STORED ROWS:
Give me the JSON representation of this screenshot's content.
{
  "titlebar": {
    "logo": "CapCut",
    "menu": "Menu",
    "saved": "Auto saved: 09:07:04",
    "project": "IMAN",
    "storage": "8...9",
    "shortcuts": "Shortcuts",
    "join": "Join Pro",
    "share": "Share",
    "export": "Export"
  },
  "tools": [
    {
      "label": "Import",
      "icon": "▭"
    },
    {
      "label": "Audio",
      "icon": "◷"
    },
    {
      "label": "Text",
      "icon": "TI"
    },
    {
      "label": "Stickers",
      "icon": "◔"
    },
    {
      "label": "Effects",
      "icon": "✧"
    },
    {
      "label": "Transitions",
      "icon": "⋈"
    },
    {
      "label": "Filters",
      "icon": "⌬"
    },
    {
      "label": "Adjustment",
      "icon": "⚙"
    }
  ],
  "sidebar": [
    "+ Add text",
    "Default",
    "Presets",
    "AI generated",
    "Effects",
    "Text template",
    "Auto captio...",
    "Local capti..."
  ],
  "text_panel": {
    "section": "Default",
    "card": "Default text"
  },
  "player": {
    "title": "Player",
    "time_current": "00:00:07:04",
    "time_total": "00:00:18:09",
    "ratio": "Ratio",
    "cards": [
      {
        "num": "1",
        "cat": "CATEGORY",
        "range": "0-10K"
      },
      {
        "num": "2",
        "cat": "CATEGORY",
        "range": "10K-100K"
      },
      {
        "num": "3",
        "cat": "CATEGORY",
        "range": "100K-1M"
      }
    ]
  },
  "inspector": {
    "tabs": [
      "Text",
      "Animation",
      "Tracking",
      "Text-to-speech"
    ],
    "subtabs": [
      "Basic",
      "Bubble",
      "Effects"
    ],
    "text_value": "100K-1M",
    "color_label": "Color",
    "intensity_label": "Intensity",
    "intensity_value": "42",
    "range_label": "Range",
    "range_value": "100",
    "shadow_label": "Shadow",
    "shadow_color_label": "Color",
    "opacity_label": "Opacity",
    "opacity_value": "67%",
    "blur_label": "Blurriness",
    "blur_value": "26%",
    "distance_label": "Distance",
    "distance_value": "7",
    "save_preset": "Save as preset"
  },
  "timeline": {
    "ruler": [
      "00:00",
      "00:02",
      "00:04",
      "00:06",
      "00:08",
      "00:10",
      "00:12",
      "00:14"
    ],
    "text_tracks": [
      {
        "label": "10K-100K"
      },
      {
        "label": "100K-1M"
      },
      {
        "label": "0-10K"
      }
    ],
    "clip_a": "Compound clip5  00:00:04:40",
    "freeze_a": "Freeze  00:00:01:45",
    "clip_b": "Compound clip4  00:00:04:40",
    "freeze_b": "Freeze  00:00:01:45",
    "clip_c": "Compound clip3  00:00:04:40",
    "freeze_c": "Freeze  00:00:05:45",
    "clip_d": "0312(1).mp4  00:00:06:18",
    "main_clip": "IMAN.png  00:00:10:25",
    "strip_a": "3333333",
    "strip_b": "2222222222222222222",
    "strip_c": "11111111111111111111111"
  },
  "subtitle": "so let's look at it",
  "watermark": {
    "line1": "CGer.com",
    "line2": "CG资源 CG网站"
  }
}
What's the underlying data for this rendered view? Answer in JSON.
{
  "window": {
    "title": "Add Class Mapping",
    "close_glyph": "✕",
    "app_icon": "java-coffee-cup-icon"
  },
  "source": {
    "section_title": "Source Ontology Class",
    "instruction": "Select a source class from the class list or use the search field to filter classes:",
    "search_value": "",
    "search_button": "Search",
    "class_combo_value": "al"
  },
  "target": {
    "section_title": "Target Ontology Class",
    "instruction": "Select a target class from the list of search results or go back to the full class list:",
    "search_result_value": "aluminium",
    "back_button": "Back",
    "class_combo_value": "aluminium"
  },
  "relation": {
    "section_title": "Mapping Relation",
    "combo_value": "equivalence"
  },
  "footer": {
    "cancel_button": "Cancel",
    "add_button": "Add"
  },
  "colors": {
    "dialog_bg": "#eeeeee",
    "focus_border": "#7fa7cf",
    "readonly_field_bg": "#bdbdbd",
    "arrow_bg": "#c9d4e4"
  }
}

WHAT YOU SHOULD DO:
Each line from the one with "What's the underlying" through the last line of the records must be written out word for word. Include nothing else.

ANSWER IN FULL:
What's the underlying data for this rendered view? Answer in JSON.
{
  "window": {
    "title": "Add Class Mapping",
    "close_glyph": "✕",
    "app_icon": "java-coffee-cup-icon"
  },
  "source": {
    "section_title": "Source Ontology Class",
    "instruction": "Select a source class from the class list or use the search field to filter classes:",
    "search_value": "",
    "search_button": "Search",
    "class_combo_value": "al"
  },
  "target": {
    "section_title": "Target Ontology Class",
    "instruction": "Select a target class from the list of search results or go back to the full class list:",
    "search_result_value": "aluminium",
    "back_button": "Back",
    "class_combo_value": "aluminium"
  },
  "relation": {
    "section_title": "Mapping Relation",
    "combo_value": "equivalence"
  },
  "footer": {
    "cancel_button": "Cancel",
    "add_button": "Add"
  },
  "colors": {
    "dialog_bg": "#eeeeee",
    "focus_border": "#7fa7cf",
    "readonly_field_bg": "#bdbdbd",
    "arrow_bg": "#c9d4e4"
  }
}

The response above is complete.